*GOAL:*
All of the data needs to be repeated exactly.

## start DATA RECORDS

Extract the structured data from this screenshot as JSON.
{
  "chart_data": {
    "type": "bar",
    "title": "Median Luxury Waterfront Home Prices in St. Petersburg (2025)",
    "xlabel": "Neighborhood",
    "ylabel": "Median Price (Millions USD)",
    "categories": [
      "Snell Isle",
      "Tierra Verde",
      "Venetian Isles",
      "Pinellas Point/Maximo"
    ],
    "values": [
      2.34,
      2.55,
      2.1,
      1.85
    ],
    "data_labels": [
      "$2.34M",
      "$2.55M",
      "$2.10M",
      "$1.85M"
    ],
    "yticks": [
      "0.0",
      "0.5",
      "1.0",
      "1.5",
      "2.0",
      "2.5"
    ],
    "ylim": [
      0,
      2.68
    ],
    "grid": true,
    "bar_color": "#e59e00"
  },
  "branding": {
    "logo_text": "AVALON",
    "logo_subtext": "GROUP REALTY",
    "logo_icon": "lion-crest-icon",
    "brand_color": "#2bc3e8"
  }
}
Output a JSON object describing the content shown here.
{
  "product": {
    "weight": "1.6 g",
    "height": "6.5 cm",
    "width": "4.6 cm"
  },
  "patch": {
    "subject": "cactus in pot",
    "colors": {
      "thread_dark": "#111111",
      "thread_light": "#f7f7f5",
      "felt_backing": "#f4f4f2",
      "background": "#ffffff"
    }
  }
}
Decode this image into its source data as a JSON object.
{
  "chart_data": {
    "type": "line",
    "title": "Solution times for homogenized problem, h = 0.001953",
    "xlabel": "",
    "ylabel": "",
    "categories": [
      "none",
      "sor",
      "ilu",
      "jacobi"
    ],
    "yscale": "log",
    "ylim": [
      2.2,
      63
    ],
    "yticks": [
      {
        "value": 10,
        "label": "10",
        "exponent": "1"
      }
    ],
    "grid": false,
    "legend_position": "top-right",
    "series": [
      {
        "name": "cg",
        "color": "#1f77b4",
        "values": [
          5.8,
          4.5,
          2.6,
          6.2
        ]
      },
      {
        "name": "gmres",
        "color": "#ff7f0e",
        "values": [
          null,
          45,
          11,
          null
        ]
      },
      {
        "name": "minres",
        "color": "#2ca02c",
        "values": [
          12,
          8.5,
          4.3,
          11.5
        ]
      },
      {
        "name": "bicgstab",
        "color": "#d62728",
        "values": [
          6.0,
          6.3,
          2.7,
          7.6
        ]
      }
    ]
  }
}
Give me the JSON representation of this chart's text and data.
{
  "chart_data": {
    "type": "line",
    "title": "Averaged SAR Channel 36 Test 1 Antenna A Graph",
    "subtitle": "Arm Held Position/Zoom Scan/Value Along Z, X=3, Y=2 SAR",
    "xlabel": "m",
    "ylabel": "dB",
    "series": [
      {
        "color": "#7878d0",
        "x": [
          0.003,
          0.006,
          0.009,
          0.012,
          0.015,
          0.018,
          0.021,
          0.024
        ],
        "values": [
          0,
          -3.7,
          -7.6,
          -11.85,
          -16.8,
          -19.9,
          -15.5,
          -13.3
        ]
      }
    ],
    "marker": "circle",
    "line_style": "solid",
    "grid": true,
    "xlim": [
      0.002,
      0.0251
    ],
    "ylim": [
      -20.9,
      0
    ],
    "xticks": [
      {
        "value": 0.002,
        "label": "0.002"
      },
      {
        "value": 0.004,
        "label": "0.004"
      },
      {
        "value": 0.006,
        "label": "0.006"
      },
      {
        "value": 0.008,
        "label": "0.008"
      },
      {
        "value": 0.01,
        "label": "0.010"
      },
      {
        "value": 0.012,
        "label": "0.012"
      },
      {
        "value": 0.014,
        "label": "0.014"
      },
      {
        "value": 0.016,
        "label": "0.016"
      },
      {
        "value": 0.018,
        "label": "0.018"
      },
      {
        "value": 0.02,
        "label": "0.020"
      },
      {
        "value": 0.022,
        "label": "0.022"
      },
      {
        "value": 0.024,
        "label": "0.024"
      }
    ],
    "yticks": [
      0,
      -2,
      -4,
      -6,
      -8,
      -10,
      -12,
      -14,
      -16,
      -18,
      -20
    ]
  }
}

## end DATA RECORDS

*ANSWER FOR THE TASK:*
Extract the structured data from this screenshot as JSON.
{
  "chart_data": {
    "type": "bar",
    "title": "Median Luxury Waterfront Home Prices in St. Petersburg (2025)",
    "xlabel": "Neighborhood",
    "ylabel": "Median Price (Millions USD)",
    "categories": [
      "Snell Isle",
      "Tierra Verde",
      "Venetian Isles",
      "Pinellas Point/Maximo"
    ],
    "values": [
      2.34,
      2.55,
      2.1,
      1.85
    ],
    "data_labels": [
      "$2.34M",
      "$2.55M",
      "$2.10M",
      "$1.85M"
    ],
    "yticks": [
      "0.0",
      "0.5",
      "1.0",
      "1.5",
      "2.0",
      "2.5"
    ],
    "ylim": [
      0,
      2.68
    ],
    "grid": true,
    "bar_color": "#e59e00"
  },
  "branding": {
    "logo_text": "AVALON",
    "logo_subtext": "GROUP REALTY",
    "logo_icon": "lion-crest-icon",
    "brand_color": "#2bc3e8"
  }
}
Output a JSON object describing the content shown here.
{
  "product": {
    "weight": "1.6 g",
    "height": "6.5 cm",
    "width": "4.6 cm"
  },
  "patch": {
    "subject": "cactus in pot",
    "colors": {
      "thread_dark": "#111111",
      "thread_light": "#f7f7f5",
      "felt_backing": "#f4f4f2",
      "background": "#ffffff"
    }
  }
}
Decode this image into its source data as a JSON object.
{
  "chart_data": {
    "type": "line",
    "title": "Solution times for homogenized problem, h = 0.001953",
    "xlabel": "",
    "ylabel": "",
    "categories": [
      "none",
      "sor",
      "ilu",
      "jacobi"
    ],
    "yscale": "log",
    "ylim": [
      2.2,
      63
    ],
    "yticks": [
      {
        "value": 10,
        "label": "10",
        "exponent": "1"
      }
    ],
    "grid": false,
    "legend_position": "top-right",
    "series": [
      {
        "name": "cg",
        "color": "#1f77b4",
        "values": [
          5.8,
          4.5,
          2.6,
          6.2
        ]
      },
      {
        "name": "gmres",
        "color": "#ff7f0e",
        "values": [
          null,
          45,
          11,
          null
        ]
      },
      {
        "name": "minres",
        "color": "#2ca02c",
        "values": [
          12,
          8.5,
          4.3,
          11.5
        ]
      },
      {
        "name": "bicgstab",
        "color": "#d62728",
        "values": [
          6.0,
          6.3,
          2.7,
          7.6
        ]
      }
    ]
  }
}
Give me the JSON representation of this chart's text and data.
{
  "chart_data": {
    "type": "line",
    "title": "Averaged SAR Channel 36 Test 1 Antenna A Graph",
    "subtitle": "Arm Held Position/Zoom Scan/Value Along Z, X=3, Y=2 SAR",
    "xlabel": "m",
    "ylabel": "dB",
    "series": [
      {
        "color": "#7878d0",
        "x": [
          0.003,
          0.006,
          0.009,
          0.012,
          0.015,
          0.018,
          0.021,
          0.024
        ],
        "values": [
          0,
          -3.7,
          -7.6,
          -11.85,
          -16.8,
          -19.9,
          -15.5,
          -13.3
        ]
      }
    ],
    "marker": "circle",
    "line_style": "solid",
    "grid": true,
    "xlim": [
      0.002,
      0.0251
    ],
    "ylim": [
      -20.9,
      0
    ],
    "xticks": [
      {
        "value": 0.002,
        "label": "0.002"
      },
      {
        "value": 0.004,
        "label": "0.004"
      },
      {
        "value": 0.006,
        "label": "0.006"
      },
      {
        "value": 0.008,
        "label": "0.008"
      },
      {
        "value": 0.01,
        "label": "0.010"
      },
      {
        "value": 0.012,
        "label": "0.012"
      },
      {
        "value": 0.014,
        "label": "0.014"
      },
      {
        "value": 0.016,
        "label": "0.016"
      },
      {
        "value": 0.018,
        "label": "0.018"
      },
      {
        "value": 0.02,
        "label": "0.020"
      },
      {
        "value": 0.022,
        "label": "0.022"
      },
      {
        "value": 0.024,
        "label": "0.024"
      }
    ],
    "yticks": [
      0,
      -2,
      -4,
      -6,
      -8,
      -10,
      -12,
      -14,
      -16,
      -18,
      -20
    ]
  }
}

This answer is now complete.